Work to do:
Write out the whole listing, matching it exactly.
Start of Data listing
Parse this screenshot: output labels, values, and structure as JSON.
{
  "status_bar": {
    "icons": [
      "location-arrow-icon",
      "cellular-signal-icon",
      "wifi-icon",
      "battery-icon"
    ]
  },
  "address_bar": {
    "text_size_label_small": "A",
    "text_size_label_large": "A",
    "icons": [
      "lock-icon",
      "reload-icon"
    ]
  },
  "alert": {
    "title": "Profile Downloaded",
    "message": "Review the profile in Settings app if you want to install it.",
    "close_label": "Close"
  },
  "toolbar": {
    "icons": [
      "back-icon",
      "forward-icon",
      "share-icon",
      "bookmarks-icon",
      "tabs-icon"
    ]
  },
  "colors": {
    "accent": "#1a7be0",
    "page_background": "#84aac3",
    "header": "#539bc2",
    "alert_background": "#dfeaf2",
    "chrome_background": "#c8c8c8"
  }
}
End of Data listing
Correct output:
Parse this screenshot: output labels, values, and structure as JSON.
{
  "status_bar": {
    "icons": [
      "location-arrow-icon",
      "cellular-signal-icon",
      "wifi-icon",
      "battery-icon"
    ]
  },
  "address_bar": {
    "text_size_label_small": "A",
    "text_size_label_large": "A",
    "icons": [
      "lock-icon",
      "reload-icon"
    ]
  },
  "alert": {
    "title": "Profile Downloaded",
    "message": "Review the profile in Settings app if you want to install it.",
    "close_label": "Close"
  },
  "toolbar": {
    "icons": [
      "back-icon",
      "forward-icon",
      "share-icon",
      "bookmarks-icon",
      "tabs-icon"
    ]
  },
  "colors": {
    "accent": "#1a7be0",
    "page_background": "#84aac3",
    "header": "#539bc2",
    "alert_background": "#dfeaf2",
    "chrome_background": "#c8c8c8"
  }
}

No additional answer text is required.